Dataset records

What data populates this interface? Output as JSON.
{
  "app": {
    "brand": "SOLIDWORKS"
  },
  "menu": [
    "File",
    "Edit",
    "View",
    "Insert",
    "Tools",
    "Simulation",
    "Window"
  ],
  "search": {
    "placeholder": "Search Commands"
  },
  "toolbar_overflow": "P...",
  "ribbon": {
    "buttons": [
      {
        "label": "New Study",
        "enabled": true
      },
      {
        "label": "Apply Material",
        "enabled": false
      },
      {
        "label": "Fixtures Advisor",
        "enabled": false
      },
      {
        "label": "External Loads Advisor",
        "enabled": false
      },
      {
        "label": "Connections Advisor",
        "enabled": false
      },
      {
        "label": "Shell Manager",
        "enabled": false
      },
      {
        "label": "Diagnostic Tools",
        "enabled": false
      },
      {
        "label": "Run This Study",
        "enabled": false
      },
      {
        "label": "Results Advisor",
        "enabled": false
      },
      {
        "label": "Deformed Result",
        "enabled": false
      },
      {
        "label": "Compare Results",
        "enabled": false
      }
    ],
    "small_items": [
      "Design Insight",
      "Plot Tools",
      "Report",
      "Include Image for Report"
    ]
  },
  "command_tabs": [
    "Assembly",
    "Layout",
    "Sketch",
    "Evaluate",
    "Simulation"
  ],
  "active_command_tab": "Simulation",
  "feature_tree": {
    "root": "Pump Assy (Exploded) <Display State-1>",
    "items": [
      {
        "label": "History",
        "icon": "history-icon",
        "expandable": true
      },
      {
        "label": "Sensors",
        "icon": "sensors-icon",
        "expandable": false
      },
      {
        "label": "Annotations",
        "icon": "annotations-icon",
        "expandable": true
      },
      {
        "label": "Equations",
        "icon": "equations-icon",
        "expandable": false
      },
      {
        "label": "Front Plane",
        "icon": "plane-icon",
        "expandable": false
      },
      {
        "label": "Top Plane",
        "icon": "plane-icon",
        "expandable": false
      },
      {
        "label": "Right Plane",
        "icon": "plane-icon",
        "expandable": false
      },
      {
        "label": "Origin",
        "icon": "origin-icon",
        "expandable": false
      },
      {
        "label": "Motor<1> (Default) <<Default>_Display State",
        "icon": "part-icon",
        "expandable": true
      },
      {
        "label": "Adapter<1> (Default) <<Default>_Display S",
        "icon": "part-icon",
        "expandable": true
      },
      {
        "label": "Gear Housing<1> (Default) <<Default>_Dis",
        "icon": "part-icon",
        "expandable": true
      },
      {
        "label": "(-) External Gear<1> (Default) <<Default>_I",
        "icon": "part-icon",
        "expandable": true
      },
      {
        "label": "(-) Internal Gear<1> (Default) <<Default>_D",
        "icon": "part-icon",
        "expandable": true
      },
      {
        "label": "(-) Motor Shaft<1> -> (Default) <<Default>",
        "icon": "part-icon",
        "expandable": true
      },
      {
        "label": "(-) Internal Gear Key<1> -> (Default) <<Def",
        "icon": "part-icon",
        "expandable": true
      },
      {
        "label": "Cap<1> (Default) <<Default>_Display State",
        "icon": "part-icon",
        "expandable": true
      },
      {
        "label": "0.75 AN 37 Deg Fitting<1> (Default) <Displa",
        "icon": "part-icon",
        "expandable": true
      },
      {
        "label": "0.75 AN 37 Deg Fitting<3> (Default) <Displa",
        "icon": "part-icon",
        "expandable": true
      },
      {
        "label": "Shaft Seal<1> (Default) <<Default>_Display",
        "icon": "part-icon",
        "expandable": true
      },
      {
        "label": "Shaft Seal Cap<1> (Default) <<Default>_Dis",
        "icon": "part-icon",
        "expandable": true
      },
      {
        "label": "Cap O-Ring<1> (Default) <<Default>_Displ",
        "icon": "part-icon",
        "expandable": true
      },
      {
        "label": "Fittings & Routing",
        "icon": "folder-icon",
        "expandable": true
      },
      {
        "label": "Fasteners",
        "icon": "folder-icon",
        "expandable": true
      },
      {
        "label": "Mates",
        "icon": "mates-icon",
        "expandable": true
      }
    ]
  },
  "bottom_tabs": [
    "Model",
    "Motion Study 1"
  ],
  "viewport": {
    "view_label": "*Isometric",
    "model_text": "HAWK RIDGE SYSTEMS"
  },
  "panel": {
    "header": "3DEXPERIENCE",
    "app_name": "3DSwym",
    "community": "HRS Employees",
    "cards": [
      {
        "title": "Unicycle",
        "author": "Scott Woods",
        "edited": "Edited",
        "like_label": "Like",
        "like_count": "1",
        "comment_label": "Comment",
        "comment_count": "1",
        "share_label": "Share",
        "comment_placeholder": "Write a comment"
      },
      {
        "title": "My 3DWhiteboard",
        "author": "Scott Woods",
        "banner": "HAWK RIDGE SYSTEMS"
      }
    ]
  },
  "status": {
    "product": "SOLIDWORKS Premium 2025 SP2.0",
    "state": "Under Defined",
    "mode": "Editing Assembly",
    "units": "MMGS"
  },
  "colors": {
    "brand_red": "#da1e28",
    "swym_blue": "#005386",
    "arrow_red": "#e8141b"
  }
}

Written request: Copy every record exactly as presented.

Result of this task:
What data populates this interface? Output as JSON.
{
  "app": {
    "brand": "SOLIDWORKS"
  },
  "menu": [
    "File",
    "Edit",
    "View",
    "Insert",
    "Tools",
    "Simulation",
    "Window"
  ],
  "search": {
    "placeholder": "Search Commands"
  },
  "toolbar_overflow": "P...",
  "ribbon": {
    "buttons": [
      {
        "label": "New Study",
        "enabled": true
      },
      {
        "label": "Apply Material",
        "enabled": false
      },
      {
        "label": "Fixtures Advisor",
        "enabled": false
      },
      {
        "label": "External Loads Advisor",
        "enabled": false
      },
      {
        "label": "Connections Advisor",
        "enabled": false
      },
      {
        "label": "Shell Manager",
        "enabled": false
      },
      {
        "label": "Diagnostic Tools",
        "enabled": false
      },
      {
        "label": "Run This Study",
        "enabled": false
      },
      {
        "label": "Results Advisor",
        "enabled": false
      },
      {
        "label": "Deformed Result",
        "enabled": false
      },
      {
        "label": "Compare Results",
        "enabled": false
      }
    ],
    "small_items": [
      "Design Insight",
      "Plot Tools",
      "Report",
      "Include Image for Report"
    ]
  },
  "command_tabs": [
    "Assembly",
    "Layout",
    "Sketch",
    "Evaluate",
    "Simulation"
  ],
  "active_command_tab": "Simulation",
  "feature_tree": {
    "root": "Pump Assy (Exploded) <Display State-1>",
    "items": [
      {
        "label": "History",
        "icon": "history-icon",
        "expandable": true
      },
      {
        "label": "Sensors",
        "icon": "sensors-icon",
        "expandable": false
      },
      {
        "label": "Annotations",
        "icon": "annotations-icon",
        "expandable": true
      },
      {
        "label": "Equations",
        "icon": "equations-icon",
        "expandable": false
      },
      {
        "label": "Front Plane",
        "icon": "plane-icon",
        "expandable": false
      },
      {
        "label": "Top Plane",
        "icon": "plane-icon",
        "expandable": false
      },
      {
        "label": "Right Plane",
        "icon": "plane-icon",
        "expandable": false
      },
      {
        "label": "Origin",
        "icon": "origin-icon",
        "expandable": false
      },
      {
        "label": "Motor<1> (Default) <<Default>_Display State",
        "icon": "part-icon",
        "expandable": true
      },
      {
        "label": "Adapter<1> (Default) <<Default>_Display S",
        "icon": "part-icon",
        "expandable": true
      },
      {
        "label": "Gear Housing<1> (Default) <<Default>_Dis",
        "icon": "part-icon",
        "expandable": true
      },
      {
        "label": "(-) External Gear<1> (Default) <<Default>_I",
        "icon": "part-icon",
        "expandable": true
      },
      {
        "label": "(-) Internal Gear<1> (Default) <<Default>_D",
        "icon": "part-icon",
        "expandable": true
      },
      {
        "label": "(-) Motor Shaft<1> -> (Default) <<Default>",
        "icon": "part-icon",
        "expandable": true
      },
      {
        "label": "(-) Internal Gear Key<1> -> (Default) <<Def",
        "icon": "part-icon",
        "expandable": true
      },
      {
        "label": "Cap<1> (Default) <<Default>_Display State",
        "icon": "part-icon",
        "expandable": true
      },
      {
        "label": "0.75 AN 37 Deg Fitting<1> (Default) <Displa",
        "icon": "part-icon",
        "expandable": true
      },
      {
        "label": "0.75 AN 37 Deg Fitting<3> (Default) <Displa",
        "icon": "part-icon",
        "expandable": true
      },
      {
        "label": "Shaft Seal<1> (Default) <<Default>_Display",
        "icon": "part-icon",
        "expandable": true
      },
      {
        "label": "Shaft Seal Cap<1> (Default) <<Default>_Dis",
        "icon": "part-icon",
        "expandable": true
      },
      {
        "label": "Cap O-Ring<1> (Default) <<Default>_Displ",
        "icon": "part-icon",
        "expandable": true
      },
      {
        "label": "Fittings & Routing",
        "icon": "folder-icon",
        "expandable": true
      },
      {
        "label": "Fasteners",
        "icon": "folder-icon",
        "expandable": true
      },
      {
        "label": "Mates",
        "icon": "mates-icon",
        "expandable": true
      }
    ]
  },
  "bottom_tabs": [
    "Model",
    "Motion Study 1"
  ],
  "viewport": {
    "view_label": "*Isometric",
    "model_text": "HAWK RIDGE SYSTEMS"
  },
  "panel": {
    "header": "3DEXPERIENCE",
    "app_name": "3DSwym",
    "community": "HRS Employees",
    "cards": [
      {
        "title": "Unicycle",
        "author": "Scott Woods",
        "edited": "Edited",
        "like_label": "Like",
        "like_count": "1",
        "comment_label": "Comment",
        "comment_count": "1",
        "share_label": "Share",
        "comment_placeholder": "Write a comment"
      },
      {
        "title": "My 3DWhiteboard",
        "author": "Scott Woods",
        "banner": "HAWK RIDGE SYSTEMS"
      }
    ]
  },
  "status": {
    "product": "SOLIDWORKS Premium 2025 SP2.0",
    "state": "Under Defined",
    "mode": "Editing Assembly",
    "units": "MMGS"
  },
  "colors": {
    "brand_red": "#da1e28",
    "swym_blue": "#005386",
    "arrow_red": "#e8141b"
  }
}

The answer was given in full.